*Data lines:*
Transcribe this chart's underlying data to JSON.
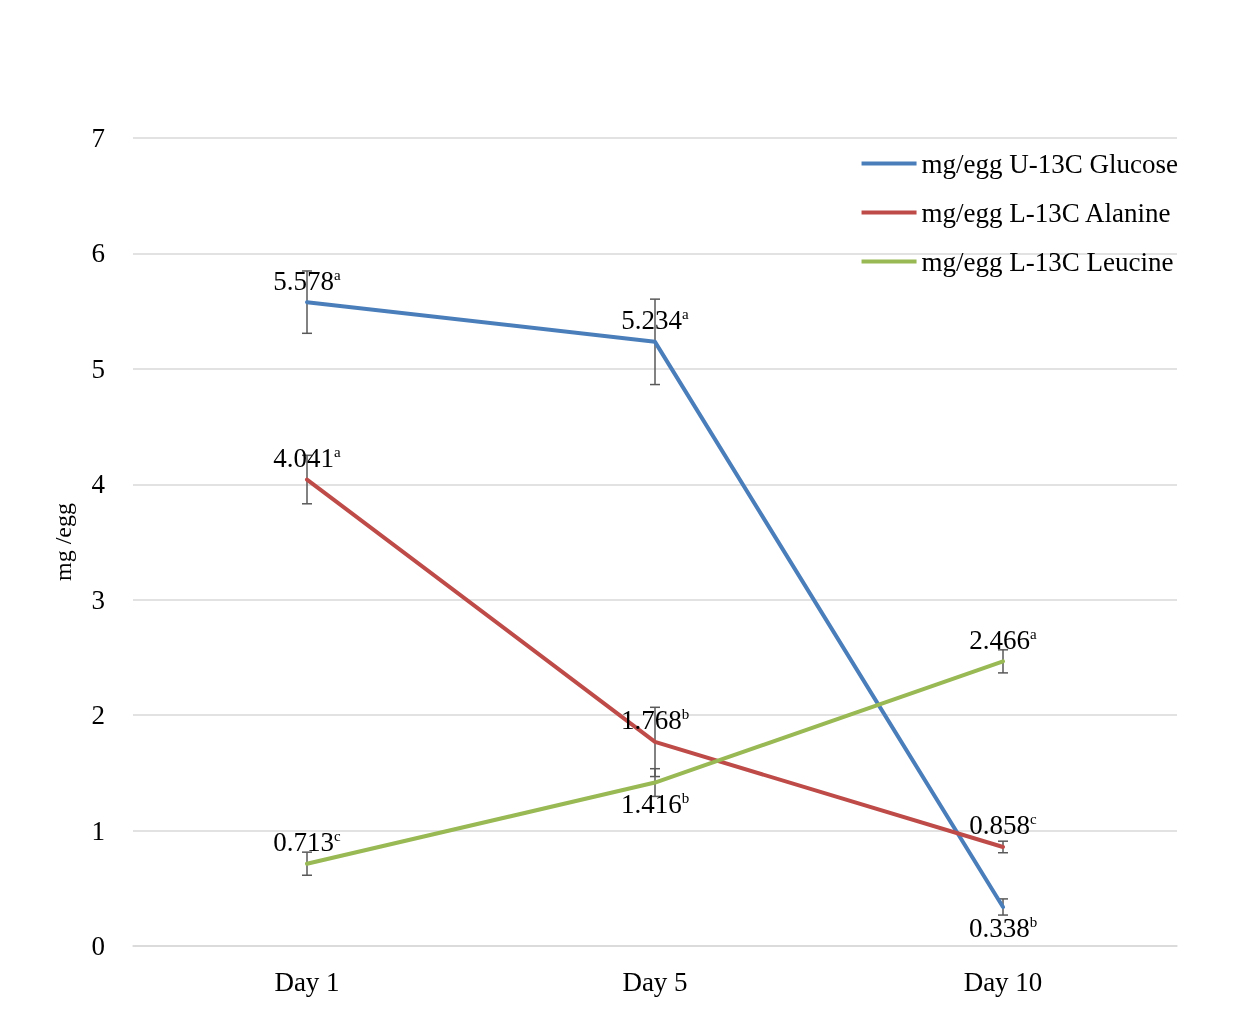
{
  "chart_data": {
    "type": "line",
    "ylabel": "mg /egg",
    "categories": [
      "Day 1",
      "Day 5",
      "Day 10"
    ],
    "series": [
      {
        "name": "mg/egg U-13C Glucose",
        "color": "#4a7ebb",
        "values": [
          5.578,
          5.234,
          0.338
        ],
        "errors": [
          0.27,
          0.37,
          0.07
        ],
        "value_labels": [
          "5.578$^{a}$",
          "5.234$^{a}$",
          "0.338$^{b}$"
        ]
      },
      {
        "name": "mg/egg L-13C Alanine",
        "color": "#be4b48",
        "values": [
          4.041,
          1.768,
          0.858
        ],
        "errors": [
          0.21,
          0.3,
          0.05
        ],
        "value_labels": [
          "4.041$^{a}$",
          "1.768$^{b}$",
          "0.858$^{c}$"
        ]
      },
      {
        "name": "mg/egg L-13C Leucine",
        "color": "#98b954",
        "values": [
          0.713,
          1.416,
          2.466
        ],
        "errors": [
          0.1,
          0.12,
          0.1
        ],
        "value_labels": [
          "0.713$^{c}$",
          "1.416$^{b}$",
          "2.466$^{a}$"
        ]
      }
    ],
    "ylim": [
      0,
      7
    ],
    "yticks": [
      0,
      1,
      2,
      3,
      4,
      5,
      6,
      7
    ],
    "grid": "y",
    "legend": "top right",
    "marker": "none",
    "line_style": "solid"
  }
}
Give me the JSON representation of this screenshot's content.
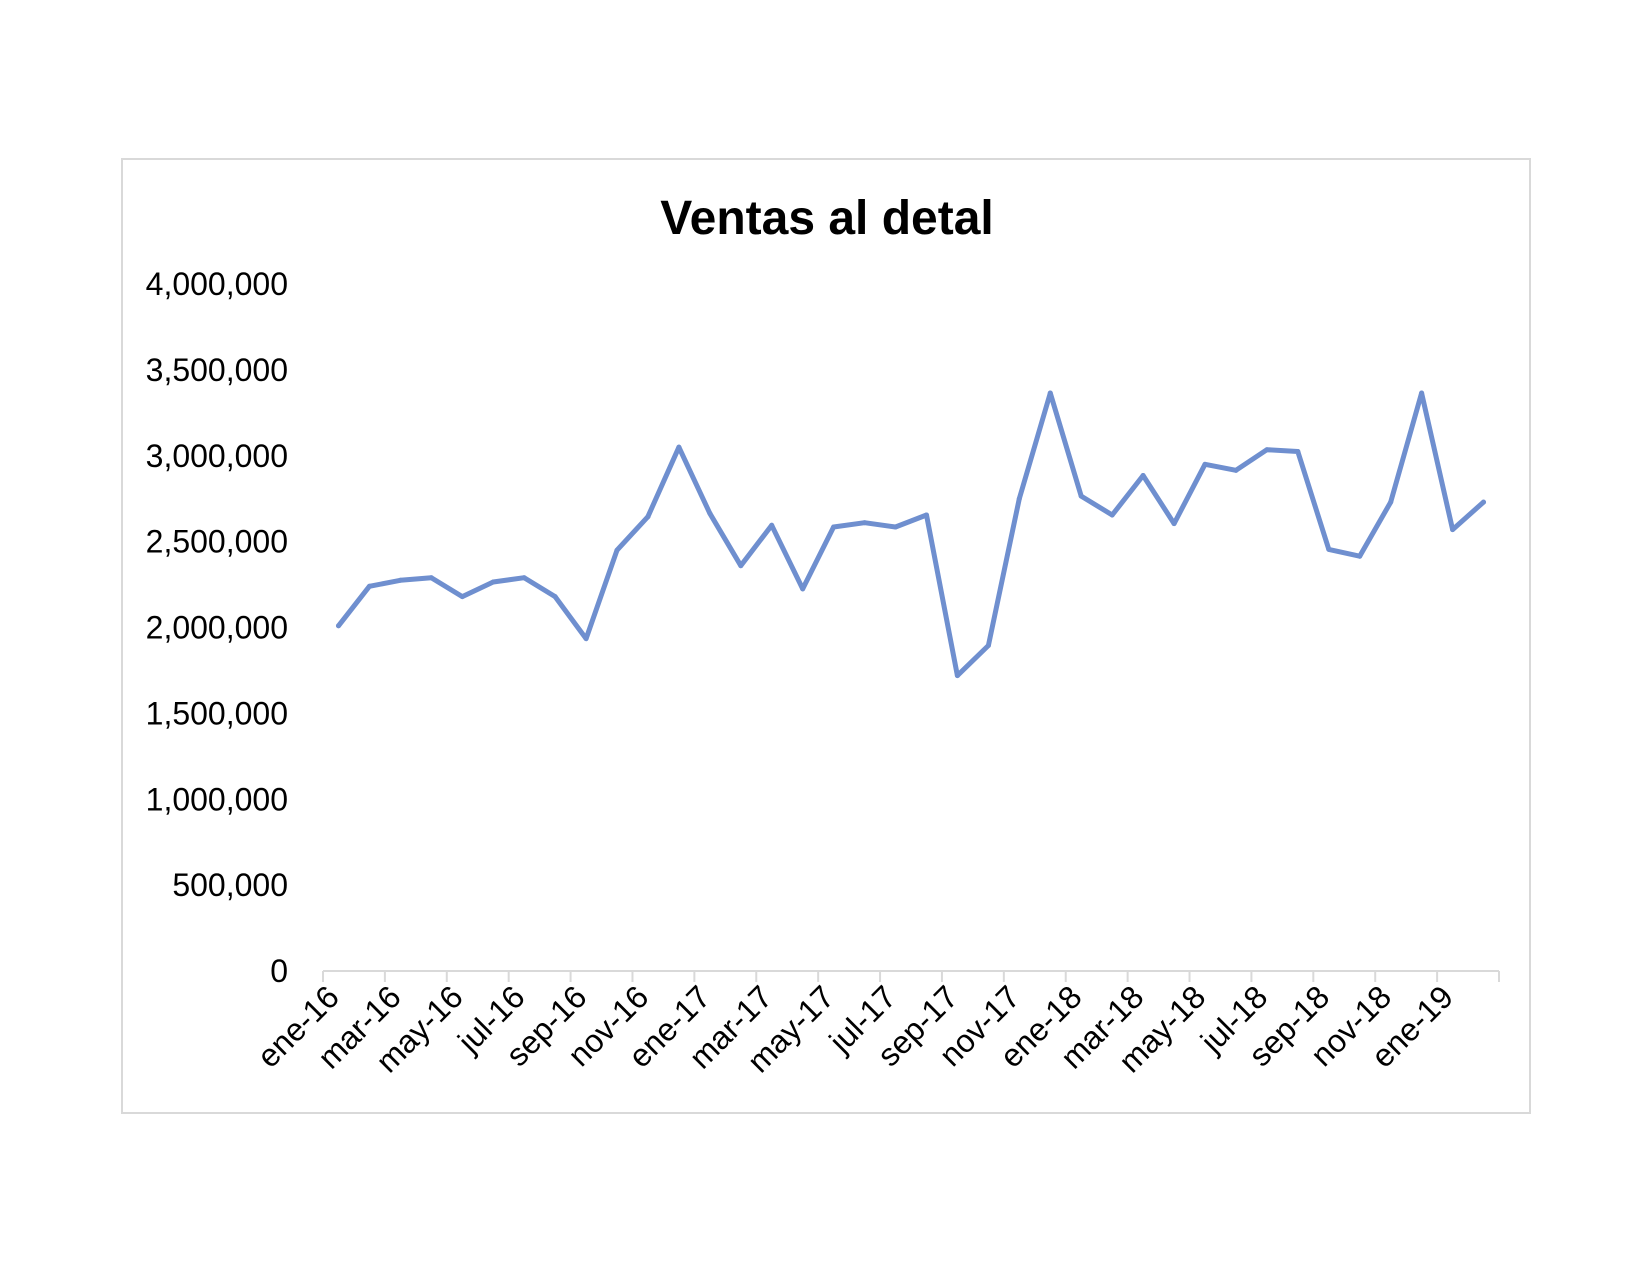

*Task requirements:* Transcribe every line from the records above without alteration, and leave out the images.

*Task response:*
Transcribe this chart's underlying data to JSON.
{
  "chart_data": {
    "type": "line",
    "ylabel": "mg /egg",
    "categories": [
      "Day 1",
      "Day 5",
      "Day 10"
    ],
    "series": [
      {
        "name": "mg/egg U-13C Glucose",
        "color": "#4a7ebb",
        "values": [
          5.578,
          5.234,
          0.338
        ],
        "errors": [
          0.27,
          0.37,
          0.07
        ],
        "value_labels": [
          "5.578$^{a}$",
          "5.234$^{a}$",
          "0.338$^{b}$"
        ]
      },
      {
        "name": "mg/egg L-13C Alanine",
        "color": "#be4b48",
        "values": [
          4.041,
          1.768,
          0.858
        ],
        "errors": [
          0.21,
          0.3,
          0.05
        ],
        "value_labels": [
          "4.041$^{a}$",
          "1.768$^{b}$",
          "0.858$^{c}$"
        ]
      },
      {
        "name": "mg/egg L-13C Leucine",
        "color": "#98b954",
        "values": [
          0.713,
          1.416,
          2.466
        ],
        "errors": [
          0.1,
          0.12,
          0.1
        ],
        "value_labels": [
          "0.713$^{c}$",
          "1.416$^{b}$",
          "2.466$^{a}$"
        ]
      }
    ],
    "ylim": [
      0,
      7
    ],
    "yticks": [
      0,
      1,
      2,
      3,
      4,
      5,
      6,
      7
    ],
    "grid": "y",
    "legend": "top right",
    "marker": "none",
    "line_style": "solid"
  }
}
Give me the JSON representation of this screenshot's content.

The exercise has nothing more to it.